— Start of The records —

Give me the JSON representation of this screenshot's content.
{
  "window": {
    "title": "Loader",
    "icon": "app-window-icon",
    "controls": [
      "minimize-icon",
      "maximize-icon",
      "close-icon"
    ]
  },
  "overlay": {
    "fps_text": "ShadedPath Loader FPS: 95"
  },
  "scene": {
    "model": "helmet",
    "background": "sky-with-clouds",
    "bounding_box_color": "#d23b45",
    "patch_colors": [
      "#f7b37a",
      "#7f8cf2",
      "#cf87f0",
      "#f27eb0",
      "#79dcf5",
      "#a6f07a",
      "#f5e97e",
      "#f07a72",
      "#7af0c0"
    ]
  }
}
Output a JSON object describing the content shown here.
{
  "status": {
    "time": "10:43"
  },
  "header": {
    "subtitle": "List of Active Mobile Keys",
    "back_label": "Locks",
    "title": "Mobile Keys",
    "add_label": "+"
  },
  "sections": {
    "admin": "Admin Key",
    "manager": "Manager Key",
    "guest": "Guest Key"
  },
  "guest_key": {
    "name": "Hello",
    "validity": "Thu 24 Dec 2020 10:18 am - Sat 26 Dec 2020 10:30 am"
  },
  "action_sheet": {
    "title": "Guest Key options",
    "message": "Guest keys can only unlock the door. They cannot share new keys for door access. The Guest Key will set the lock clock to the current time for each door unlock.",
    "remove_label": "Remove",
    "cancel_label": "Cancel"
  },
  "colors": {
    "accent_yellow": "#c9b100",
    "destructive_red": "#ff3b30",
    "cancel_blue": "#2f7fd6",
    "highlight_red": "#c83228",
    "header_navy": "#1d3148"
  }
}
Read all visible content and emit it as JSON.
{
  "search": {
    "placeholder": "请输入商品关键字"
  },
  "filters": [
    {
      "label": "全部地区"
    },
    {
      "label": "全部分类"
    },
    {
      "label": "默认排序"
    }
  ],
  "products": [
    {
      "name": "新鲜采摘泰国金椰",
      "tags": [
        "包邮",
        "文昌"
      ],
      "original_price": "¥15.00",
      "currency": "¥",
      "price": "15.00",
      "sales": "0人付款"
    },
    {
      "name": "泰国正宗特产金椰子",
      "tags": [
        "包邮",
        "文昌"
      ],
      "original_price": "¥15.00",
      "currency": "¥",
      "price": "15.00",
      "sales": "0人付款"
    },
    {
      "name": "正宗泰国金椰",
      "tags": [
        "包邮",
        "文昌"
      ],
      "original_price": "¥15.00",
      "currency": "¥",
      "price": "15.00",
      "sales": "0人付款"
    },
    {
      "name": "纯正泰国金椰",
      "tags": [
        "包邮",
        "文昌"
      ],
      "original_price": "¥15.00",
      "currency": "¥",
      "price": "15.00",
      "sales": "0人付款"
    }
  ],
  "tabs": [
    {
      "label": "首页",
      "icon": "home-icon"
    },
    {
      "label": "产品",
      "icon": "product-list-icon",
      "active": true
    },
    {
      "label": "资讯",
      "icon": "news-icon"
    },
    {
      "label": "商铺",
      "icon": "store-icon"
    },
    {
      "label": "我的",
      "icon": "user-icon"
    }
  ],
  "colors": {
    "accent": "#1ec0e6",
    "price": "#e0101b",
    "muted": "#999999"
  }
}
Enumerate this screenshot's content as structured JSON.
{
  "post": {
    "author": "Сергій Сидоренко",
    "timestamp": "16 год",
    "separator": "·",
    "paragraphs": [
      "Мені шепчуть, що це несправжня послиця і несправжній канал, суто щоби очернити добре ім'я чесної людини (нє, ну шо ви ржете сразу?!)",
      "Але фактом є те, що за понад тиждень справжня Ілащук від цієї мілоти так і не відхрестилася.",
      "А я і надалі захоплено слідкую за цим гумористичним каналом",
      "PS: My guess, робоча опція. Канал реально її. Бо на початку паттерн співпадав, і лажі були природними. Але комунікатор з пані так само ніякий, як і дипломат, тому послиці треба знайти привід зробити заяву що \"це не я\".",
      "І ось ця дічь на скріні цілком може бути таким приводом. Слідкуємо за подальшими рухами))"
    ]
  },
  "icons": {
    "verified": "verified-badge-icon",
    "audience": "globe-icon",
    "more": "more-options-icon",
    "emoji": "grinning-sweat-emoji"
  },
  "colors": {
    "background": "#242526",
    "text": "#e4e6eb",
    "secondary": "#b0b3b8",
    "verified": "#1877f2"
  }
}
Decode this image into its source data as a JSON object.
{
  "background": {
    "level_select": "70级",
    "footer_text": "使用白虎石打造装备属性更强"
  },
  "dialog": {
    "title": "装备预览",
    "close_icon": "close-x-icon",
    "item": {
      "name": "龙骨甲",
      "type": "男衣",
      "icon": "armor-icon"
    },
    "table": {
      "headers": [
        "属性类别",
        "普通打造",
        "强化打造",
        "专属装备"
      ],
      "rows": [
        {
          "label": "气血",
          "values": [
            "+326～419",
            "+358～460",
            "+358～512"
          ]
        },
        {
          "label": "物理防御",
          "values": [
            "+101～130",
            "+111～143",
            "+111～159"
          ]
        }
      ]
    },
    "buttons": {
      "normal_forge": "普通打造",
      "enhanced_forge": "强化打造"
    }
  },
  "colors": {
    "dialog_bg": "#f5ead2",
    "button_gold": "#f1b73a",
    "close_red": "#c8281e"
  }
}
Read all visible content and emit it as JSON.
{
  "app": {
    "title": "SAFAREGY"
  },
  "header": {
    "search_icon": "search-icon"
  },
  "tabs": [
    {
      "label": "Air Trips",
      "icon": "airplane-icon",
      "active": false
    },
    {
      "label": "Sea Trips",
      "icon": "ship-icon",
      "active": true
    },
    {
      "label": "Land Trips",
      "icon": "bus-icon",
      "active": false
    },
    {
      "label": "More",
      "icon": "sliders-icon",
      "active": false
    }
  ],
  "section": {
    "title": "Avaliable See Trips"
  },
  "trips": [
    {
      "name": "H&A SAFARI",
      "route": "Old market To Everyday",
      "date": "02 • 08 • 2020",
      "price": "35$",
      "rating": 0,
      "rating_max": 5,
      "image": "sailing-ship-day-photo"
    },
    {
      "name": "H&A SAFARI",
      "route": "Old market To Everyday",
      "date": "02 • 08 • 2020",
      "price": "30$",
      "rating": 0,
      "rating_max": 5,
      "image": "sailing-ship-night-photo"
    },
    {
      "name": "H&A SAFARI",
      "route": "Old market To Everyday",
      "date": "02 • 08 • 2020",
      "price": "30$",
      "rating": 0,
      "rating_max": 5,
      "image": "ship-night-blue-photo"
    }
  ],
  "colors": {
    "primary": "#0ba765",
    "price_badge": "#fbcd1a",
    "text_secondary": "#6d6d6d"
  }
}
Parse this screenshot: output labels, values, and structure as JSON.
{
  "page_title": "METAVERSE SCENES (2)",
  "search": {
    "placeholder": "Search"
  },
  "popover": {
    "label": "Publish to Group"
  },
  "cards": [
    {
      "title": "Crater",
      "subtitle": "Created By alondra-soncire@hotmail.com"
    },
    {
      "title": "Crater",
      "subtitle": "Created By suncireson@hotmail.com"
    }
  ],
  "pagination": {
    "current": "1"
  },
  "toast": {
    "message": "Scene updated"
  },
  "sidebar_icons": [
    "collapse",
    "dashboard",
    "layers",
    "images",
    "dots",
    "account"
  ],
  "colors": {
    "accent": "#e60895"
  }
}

— End of The records —

■ Objective
Copy out every line in the listing where the word "hotmail" appears.

■ Expected output
      "subtitle": "Created By alondra-soncire@hotmail.com"
      "subtitle": "Created By suncireson@hotmail.com"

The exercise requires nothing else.